• What the task asks
Wherever the word "wynikami" appears in a line, copy that line.

• Part of a data file
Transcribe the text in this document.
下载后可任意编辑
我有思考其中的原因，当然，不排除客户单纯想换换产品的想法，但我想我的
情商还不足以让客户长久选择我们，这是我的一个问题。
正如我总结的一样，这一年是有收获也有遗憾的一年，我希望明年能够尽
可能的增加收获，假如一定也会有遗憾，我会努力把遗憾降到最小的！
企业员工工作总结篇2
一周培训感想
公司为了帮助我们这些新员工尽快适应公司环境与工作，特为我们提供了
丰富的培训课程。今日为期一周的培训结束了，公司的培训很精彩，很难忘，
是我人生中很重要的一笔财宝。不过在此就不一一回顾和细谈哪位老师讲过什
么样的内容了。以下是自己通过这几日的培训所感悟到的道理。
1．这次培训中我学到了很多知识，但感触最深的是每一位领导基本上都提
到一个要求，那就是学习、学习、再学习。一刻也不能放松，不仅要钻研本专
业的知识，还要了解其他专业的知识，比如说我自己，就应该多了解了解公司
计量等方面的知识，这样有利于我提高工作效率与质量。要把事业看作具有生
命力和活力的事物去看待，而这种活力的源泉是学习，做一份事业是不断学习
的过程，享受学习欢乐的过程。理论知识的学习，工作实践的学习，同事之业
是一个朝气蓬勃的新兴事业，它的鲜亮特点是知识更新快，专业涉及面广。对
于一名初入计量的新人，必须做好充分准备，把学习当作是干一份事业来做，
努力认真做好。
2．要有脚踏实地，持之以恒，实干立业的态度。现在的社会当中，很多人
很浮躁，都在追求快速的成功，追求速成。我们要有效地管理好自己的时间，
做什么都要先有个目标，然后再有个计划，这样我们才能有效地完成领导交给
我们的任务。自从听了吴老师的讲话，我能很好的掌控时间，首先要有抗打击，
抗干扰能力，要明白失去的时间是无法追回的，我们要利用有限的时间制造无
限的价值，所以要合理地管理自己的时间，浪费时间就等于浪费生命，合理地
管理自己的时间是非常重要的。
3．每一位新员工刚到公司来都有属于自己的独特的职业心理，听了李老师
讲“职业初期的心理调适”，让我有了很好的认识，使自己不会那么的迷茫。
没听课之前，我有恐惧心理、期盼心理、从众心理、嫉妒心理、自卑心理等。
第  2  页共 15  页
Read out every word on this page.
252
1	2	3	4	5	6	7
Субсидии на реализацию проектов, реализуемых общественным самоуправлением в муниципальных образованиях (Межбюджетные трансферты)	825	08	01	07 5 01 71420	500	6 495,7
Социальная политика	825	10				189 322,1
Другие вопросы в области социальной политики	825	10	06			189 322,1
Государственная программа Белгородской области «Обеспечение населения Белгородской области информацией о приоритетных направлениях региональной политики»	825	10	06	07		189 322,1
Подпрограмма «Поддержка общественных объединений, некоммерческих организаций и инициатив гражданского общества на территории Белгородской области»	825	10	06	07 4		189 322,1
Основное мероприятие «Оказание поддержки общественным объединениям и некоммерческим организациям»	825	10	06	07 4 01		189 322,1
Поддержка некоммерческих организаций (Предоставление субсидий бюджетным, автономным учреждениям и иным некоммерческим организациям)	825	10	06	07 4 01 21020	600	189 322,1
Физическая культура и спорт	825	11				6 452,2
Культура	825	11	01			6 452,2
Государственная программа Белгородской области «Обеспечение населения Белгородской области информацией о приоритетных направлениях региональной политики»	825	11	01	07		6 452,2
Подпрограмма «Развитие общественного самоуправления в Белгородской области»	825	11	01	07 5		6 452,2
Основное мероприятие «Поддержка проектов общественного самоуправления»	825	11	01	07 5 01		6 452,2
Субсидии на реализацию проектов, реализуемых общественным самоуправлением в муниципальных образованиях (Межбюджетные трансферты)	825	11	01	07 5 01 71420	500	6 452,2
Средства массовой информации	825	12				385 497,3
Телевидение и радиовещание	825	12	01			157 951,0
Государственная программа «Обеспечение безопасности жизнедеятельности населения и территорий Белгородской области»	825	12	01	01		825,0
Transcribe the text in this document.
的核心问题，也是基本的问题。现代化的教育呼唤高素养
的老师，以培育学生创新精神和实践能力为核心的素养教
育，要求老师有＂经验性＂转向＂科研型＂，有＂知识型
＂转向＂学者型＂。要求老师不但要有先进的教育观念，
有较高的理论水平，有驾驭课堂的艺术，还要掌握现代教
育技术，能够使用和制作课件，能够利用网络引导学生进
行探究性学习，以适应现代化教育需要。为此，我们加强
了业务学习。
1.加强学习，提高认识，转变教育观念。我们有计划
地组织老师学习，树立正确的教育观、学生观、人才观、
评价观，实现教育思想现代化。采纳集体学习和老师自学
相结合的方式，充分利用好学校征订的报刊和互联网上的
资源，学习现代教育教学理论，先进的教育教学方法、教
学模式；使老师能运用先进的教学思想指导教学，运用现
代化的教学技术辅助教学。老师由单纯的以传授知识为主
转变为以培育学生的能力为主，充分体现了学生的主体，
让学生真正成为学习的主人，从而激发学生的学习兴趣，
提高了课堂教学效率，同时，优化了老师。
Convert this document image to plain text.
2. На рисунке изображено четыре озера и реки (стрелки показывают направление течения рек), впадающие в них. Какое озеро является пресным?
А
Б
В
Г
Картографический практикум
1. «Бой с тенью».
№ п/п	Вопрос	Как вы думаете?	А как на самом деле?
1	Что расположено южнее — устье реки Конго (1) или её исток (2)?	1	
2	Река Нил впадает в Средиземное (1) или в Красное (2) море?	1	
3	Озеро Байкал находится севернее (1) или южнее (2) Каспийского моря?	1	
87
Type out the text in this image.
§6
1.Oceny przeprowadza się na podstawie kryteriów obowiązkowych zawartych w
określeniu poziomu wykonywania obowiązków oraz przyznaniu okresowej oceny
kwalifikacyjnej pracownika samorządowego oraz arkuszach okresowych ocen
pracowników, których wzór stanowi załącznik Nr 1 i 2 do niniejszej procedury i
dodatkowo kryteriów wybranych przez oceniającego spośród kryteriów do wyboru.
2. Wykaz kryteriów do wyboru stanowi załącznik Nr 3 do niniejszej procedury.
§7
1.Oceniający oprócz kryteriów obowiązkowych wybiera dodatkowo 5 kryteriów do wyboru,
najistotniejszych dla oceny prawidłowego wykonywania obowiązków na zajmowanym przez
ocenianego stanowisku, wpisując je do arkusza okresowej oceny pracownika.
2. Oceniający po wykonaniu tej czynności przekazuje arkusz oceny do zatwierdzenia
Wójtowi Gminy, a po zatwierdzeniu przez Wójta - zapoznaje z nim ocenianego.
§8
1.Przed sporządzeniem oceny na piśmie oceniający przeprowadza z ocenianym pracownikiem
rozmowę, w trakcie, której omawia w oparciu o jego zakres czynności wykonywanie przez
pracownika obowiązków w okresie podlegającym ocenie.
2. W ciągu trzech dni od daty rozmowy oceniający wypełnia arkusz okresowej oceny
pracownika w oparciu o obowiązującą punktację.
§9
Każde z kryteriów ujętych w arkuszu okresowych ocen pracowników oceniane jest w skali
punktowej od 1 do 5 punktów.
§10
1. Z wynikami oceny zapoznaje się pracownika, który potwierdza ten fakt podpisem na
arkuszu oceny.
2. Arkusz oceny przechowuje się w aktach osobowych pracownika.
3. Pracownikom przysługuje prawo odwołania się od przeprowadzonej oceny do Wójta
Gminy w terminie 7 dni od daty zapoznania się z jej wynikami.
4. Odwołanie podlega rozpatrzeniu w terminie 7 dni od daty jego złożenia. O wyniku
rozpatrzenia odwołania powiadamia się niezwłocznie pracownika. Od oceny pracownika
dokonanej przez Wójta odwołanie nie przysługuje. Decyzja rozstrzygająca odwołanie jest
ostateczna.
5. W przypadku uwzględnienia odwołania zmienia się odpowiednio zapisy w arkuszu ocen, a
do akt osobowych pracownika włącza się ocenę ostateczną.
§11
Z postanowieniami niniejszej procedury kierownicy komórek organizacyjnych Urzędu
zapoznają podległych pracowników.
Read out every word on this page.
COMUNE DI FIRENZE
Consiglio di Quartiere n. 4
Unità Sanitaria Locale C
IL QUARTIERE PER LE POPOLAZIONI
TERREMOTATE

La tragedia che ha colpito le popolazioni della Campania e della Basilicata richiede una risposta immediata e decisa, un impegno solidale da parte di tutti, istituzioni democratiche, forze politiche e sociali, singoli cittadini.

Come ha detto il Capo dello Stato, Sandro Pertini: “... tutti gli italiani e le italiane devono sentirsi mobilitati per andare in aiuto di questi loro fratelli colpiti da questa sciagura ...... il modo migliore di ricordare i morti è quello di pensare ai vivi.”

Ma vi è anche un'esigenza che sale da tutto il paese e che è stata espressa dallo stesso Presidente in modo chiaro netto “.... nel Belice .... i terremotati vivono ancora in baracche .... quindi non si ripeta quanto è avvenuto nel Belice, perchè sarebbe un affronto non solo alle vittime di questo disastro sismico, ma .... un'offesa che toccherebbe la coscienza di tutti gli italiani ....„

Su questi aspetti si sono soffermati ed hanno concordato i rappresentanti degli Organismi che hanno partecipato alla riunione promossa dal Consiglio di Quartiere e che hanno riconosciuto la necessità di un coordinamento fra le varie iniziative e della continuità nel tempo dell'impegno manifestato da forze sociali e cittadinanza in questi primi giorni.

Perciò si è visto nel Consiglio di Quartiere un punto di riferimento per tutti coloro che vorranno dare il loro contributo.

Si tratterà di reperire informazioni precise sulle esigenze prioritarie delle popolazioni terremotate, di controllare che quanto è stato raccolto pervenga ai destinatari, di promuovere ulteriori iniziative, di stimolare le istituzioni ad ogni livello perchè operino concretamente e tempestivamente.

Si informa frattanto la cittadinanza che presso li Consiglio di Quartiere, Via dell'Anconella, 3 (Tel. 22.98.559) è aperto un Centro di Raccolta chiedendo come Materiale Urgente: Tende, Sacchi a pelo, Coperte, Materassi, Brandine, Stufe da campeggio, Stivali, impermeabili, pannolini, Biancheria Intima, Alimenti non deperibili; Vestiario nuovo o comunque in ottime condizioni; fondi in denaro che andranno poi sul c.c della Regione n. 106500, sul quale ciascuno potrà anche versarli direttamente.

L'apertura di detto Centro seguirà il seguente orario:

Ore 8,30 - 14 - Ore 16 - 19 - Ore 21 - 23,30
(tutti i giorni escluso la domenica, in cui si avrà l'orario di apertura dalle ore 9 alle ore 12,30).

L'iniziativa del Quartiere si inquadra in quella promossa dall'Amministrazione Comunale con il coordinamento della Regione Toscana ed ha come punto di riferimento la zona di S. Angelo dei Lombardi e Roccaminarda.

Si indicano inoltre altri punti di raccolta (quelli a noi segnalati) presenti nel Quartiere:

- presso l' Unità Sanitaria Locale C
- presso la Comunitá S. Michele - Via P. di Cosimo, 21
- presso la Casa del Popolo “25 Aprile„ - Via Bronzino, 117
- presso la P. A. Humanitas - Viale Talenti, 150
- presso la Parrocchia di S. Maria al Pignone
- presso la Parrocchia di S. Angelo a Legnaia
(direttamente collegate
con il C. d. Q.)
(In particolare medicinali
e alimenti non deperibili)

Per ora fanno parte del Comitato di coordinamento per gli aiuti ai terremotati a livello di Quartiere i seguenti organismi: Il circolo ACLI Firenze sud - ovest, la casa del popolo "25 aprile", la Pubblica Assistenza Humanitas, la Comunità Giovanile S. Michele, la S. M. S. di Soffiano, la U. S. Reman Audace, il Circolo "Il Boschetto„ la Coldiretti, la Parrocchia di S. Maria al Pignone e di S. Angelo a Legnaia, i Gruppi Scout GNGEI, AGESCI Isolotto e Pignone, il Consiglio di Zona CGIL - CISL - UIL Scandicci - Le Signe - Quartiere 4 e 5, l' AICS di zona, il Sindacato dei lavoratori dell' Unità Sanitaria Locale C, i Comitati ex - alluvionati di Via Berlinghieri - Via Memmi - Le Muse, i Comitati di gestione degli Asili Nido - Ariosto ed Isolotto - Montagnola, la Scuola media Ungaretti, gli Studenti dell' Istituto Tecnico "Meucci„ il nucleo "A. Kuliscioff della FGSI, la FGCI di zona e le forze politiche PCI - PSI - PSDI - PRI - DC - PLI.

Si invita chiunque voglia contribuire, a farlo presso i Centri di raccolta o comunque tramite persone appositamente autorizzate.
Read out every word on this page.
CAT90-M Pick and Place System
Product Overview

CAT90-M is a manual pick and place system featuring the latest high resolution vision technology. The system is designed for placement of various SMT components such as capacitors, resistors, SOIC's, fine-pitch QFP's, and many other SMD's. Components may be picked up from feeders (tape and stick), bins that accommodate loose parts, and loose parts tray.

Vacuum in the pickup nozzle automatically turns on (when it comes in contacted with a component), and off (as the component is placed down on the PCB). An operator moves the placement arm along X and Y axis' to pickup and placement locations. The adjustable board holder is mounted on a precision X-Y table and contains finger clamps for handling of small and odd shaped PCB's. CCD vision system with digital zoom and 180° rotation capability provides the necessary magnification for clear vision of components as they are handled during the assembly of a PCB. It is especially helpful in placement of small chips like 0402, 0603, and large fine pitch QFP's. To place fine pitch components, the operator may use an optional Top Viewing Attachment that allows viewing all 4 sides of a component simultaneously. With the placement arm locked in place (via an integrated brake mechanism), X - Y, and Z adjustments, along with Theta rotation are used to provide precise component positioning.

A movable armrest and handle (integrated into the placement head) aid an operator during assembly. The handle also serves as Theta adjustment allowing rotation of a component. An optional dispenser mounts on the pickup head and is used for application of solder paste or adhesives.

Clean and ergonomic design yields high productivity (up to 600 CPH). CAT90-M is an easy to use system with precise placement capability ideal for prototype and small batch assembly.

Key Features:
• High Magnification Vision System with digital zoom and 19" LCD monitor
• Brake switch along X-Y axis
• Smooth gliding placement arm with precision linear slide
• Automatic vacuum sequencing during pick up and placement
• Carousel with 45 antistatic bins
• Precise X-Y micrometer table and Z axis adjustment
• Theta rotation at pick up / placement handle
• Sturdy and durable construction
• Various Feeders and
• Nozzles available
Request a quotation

• Task result
1. Z wynikami oceny zapoznaje się pracownika, który potwierdza ten fakt podpisem na
Gminy w terminie 7 dni od daty zapoznania się z jej wynikami.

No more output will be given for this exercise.